* TASK TO CARRY OUT: Check each line of the records below and collect those that include the word "指导朗读".

* DATASET:
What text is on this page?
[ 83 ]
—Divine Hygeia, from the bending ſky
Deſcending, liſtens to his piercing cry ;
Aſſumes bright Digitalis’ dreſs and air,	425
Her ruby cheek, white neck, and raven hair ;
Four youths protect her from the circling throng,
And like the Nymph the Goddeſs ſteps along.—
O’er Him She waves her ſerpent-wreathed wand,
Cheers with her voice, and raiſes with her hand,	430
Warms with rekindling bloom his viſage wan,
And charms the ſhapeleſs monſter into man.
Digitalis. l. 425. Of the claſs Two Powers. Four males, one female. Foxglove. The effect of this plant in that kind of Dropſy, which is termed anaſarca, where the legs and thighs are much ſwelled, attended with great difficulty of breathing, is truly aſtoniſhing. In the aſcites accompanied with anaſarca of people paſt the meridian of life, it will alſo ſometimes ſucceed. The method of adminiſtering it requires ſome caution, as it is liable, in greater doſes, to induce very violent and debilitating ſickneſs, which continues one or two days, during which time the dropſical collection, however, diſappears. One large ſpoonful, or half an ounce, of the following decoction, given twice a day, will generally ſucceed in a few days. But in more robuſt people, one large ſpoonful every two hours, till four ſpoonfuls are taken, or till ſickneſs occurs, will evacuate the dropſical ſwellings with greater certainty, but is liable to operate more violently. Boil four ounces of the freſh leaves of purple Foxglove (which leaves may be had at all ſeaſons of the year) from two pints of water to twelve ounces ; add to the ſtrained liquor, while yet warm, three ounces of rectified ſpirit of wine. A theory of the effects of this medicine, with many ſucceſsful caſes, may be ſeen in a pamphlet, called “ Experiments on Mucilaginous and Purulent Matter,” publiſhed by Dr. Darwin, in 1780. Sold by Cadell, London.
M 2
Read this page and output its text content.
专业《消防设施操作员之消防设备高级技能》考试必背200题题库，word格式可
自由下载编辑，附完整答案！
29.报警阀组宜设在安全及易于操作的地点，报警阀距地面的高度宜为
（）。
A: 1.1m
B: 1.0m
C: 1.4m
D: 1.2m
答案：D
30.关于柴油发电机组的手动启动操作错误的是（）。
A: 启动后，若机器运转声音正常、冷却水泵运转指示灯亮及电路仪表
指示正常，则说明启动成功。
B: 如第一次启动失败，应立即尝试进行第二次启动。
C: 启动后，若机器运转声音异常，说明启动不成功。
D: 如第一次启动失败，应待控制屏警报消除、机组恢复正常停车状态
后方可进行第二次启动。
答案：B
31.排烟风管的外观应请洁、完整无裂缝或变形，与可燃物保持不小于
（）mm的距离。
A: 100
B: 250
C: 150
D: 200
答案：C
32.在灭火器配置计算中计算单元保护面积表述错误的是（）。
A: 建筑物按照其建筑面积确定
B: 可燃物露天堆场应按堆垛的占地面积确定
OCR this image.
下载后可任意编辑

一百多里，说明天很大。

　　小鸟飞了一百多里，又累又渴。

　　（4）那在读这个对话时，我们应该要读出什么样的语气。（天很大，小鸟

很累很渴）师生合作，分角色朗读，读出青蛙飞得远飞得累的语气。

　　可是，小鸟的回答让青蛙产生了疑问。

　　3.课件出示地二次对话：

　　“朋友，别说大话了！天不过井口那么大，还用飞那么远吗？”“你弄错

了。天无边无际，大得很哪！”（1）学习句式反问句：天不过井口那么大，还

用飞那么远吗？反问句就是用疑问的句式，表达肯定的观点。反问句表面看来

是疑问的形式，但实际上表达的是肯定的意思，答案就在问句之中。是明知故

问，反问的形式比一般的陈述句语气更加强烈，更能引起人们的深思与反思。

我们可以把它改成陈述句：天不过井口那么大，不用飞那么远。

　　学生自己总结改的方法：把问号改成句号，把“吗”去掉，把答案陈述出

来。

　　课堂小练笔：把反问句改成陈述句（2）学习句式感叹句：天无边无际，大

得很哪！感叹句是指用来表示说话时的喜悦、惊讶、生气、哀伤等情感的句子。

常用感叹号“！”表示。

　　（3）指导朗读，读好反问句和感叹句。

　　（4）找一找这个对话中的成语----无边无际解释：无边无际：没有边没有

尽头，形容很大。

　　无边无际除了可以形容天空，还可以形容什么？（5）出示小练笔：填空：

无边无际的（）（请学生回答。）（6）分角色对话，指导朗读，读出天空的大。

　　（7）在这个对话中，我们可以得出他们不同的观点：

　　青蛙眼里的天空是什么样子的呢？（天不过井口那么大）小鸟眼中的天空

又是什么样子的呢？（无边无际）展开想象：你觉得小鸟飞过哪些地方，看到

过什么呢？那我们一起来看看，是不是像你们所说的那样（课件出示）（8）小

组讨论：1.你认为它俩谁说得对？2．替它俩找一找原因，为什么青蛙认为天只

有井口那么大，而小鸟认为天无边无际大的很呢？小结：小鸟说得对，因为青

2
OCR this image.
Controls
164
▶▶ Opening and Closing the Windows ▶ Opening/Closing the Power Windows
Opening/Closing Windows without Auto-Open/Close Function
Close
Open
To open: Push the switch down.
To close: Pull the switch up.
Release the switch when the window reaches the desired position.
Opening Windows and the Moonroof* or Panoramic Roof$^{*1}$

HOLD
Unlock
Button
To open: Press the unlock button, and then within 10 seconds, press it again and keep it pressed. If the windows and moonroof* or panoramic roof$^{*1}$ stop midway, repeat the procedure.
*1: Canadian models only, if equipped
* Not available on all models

* FULL SOLUTION:
　　（3）指导朗读，读好反问句和感叹句。
无边无际的（）（请学生回答。）（6）分角色对话，指导朗读，读出天空的大。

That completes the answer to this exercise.